Return all of the lines below exactly as they are.

• _DATA RECORDS_:
========================================
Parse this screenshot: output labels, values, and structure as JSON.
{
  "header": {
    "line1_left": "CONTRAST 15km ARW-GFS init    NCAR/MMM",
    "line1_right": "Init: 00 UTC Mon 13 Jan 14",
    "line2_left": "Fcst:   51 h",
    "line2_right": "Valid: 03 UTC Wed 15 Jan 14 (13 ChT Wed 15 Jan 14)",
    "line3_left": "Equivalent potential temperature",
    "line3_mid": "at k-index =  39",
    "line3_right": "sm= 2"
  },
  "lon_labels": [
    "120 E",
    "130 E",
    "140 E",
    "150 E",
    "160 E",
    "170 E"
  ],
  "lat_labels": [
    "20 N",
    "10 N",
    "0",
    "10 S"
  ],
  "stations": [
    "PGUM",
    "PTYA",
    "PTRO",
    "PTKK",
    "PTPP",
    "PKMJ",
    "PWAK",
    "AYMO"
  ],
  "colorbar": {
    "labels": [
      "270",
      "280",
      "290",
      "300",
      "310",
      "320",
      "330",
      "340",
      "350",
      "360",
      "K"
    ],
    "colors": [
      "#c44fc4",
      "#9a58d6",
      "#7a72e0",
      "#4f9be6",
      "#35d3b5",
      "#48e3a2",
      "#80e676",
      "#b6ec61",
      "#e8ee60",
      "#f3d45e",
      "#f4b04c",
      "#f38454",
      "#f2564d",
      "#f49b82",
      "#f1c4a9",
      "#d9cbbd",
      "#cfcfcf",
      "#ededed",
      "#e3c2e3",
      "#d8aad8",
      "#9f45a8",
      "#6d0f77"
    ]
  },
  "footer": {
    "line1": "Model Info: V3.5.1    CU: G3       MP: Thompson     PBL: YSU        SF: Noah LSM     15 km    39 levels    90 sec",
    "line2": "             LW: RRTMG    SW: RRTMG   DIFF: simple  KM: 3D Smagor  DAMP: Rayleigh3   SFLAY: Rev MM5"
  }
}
========================================
• _FINISHED ANSWER_:
Parse this screenshot: output labels, values, and structure as JSON.
{
  "header": {
    "line1_left": "CONTRAST 15km ARW-GFS init    NCAR/MMM",
    "line1_right": "Init: 00 UTC Mon 13 Jan 14",
    "line2_left": "Fcst:   51 h",
    "line2_right": "Valid: 03 UTC Wed 15 Jan 14 (13 ChT Wed 15 Jan 14)",
    "line3_left": "Equivalent potential temperature",
    "line3_mid": "at k-index =  39",
    "line3_right": "sm= 2"
  },
  "lon_labels": [
    "120 E",
    "130 E",
    "140 E",
    "150 E",
    "160 E",
    "170 E"
  ],
  "lat_labels": [
    "20 N",
    "10 N",
    "0",
    "10 S"
  ],
  "stations": [
    "PGUM",
    "PTYA",
    "PTRO",
    "PTKK",
    "PTPP",
    "PKMJ",
    "PWAK",
    "AYMO"
  ],
  "colorbar": {
    "labels": [
      "270",
      "280",
      "290",
      "300",
      "310",
      "320",
      "330",
      "340",
      "350",
      "360",
      "K"
    ],
    "colors": [
      "#c44fc4",
      "#9a58d6",
      "#7a72e0",
      "#4f9be6",
      "#35d3b5",
      "#48e3a2",
      "#80e676",
      "#b6ec61",
      "#e8ee60",
      "#f3d45e",
      "#f4b04c",
      "#f38454",
      "#f2564d",
      "#f49b82",
      "#f1c4a9",
      "#d9cbbd",
      "#cfcfcf",
      "#ededed",
      "#e3c2e3",
      "#d8aad8",
      "#9f45a8",
      "#6d0f77"
    ]
  },
  "footer": {
    "line1": "Model Info: V3.5.1    CU: G3       MP: Thompson     PBL: YSU        SF: Noah LSM     15 km    39 levels    90 sec",
    "line2": "             LW: RRTMG    SW: RRTMG   DIFF: simple  KM: 3D Smagor  DAMP: Rayleigh3   SFLAY: Rev MM5"
  }
}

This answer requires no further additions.